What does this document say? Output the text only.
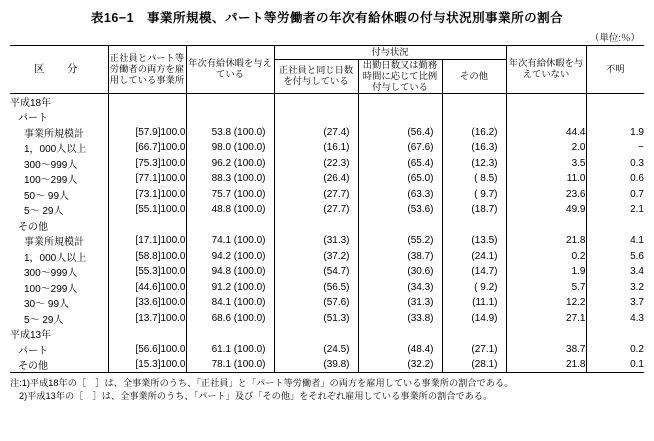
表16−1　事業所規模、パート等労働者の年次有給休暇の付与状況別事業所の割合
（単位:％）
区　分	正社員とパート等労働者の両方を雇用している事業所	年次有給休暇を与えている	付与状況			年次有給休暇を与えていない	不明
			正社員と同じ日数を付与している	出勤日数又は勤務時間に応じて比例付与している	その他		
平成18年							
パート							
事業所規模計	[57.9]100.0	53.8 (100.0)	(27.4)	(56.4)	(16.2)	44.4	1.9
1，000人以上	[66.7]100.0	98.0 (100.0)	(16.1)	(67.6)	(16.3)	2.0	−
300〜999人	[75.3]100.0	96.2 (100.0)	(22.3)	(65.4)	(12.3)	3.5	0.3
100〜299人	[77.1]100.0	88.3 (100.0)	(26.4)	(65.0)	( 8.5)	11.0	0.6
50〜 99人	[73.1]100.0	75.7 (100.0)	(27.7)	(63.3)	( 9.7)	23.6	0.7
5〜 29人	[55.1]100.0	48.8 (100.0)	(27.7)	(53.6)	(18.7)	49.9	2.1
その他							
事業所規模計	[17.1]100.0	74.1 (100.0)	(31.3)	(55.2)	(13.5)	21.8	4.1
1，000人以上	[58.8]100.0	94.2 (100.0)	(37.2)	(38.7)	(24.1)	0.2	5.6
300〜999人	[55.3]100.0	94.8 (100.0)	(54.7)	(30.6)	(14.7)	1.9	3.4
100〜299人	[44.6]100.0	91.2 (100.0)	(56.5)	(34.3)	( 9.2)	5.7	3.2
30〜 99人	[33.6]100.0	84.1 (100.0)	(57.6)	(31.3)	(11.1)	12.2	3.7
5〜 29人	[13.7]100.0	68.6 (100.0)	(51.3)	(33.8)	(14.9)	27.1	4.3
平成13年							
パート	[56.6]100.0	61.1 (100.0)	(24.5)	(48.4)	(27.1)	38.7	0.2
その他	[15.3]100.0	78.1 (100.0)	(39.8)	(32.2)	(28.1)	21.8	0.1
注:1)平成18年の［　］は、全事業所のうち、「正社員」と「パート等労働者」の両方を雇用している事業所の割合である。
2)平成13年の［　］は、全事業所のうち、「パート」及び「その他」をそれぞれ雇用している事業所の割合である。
* * *
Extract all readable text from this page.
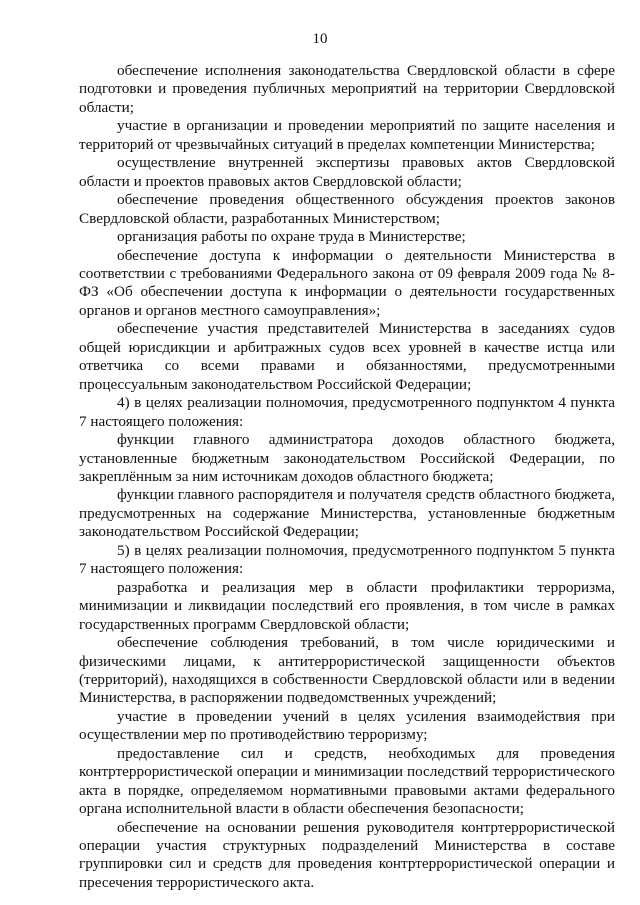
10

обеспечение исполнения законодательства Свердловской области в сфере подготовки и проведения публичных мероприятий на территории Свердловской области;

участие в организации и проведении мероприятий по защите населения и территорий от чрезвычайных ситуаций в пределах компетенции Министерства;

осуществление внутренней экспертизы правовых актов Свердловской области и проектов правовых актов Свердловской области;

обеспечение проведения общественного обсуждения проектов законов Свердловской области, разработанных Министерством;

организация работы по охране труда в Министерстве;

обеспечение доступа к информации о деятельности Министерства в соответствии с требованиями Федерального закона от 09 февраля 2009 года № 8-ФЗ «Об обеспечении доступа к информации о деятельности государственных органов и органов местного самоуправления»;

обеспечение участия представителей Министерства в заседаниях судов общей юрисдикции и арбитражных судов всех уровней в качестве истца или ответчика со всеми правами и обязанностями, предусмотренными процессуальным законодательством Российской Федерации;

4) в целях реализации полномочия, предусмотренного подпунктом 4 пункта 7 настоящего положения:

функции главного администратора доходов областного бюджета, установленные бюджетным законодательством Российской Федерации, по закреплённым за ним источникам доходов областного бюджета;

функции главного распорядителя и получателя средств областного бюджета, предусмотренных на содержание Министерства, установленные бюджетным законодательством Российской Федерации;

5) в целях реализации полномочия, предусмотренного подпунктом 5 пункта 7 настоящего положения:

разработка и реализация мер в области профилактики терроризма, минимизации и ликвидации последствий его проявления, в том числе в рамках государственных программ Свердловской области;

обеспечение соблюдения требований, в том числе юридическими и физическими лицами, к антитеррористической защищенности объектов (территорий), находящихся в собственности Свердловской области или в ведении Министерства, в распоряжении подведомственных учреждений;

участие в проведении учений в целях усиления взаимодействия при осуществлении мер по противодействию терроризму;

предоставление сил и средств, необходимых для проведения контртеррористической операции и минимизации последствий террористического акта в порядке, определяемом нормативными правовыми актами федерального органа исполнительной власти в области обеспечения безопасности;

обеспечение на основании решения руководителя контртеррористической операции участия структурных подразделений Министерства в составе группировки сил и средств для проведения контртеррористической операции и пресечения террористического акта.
---
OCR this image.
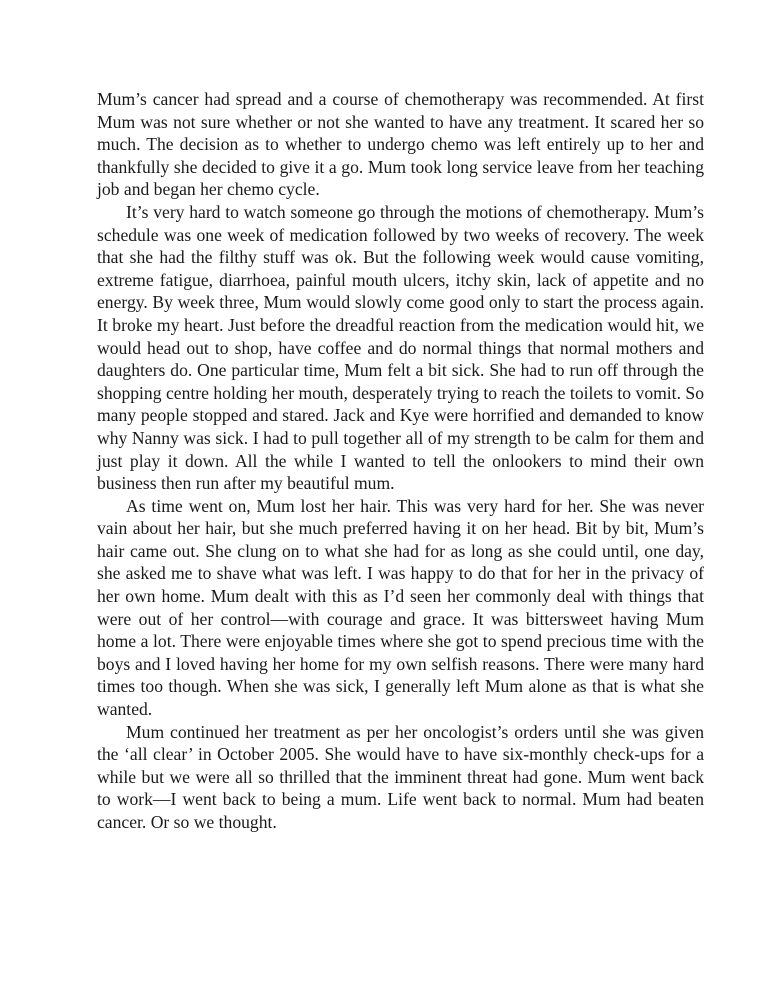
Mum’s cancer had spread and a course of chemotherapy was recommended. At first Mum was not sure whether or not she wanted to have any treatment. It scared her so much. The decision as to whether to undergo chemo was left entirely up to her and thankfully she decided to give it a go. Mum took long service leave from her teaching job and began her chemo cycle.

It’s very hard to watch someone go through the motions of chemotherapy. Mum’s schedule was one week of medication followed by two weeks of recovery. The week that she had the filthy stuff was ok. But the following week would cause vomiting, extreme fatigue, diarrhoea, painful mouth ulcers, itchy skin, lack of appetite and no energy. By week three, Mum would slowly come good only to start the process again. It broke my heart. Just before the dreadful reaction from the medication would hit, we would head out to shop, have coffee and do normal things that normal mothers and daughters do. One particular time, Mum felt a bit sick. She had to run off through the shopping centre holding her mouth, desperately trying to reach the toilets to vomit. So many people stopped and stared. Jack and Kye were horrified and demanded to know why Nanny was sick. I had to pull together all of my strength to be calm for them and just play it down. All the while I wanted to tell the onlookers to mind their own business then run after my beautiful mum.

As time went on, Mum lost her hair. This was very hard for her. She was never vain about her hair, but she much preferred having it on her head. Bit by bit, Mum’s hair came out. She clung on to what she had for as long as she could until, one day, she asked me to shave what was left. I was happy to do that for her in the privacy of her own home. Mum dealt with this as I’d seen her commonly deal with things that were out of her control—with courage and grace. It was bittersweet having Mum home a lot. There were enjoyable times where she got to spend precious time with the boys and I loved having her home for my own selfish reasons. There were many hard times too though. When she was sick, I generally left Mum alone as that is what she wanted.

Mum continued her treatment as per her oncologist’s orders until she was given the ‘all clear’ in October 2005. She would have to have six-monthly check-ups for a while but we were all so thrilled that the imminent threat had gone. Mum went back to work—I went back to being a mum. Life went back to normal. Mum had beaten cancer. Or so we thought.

*What is required:* Copy out every line where the word "проектов" occurs.

*Correct result:*
осуществление внутренней экспертизы правовых актов Свердловской области и проектов правовых актов Свердловской области;
обеспечение проведения общественного обсуждения проектов законов Свердловской области, разработанных Министерством;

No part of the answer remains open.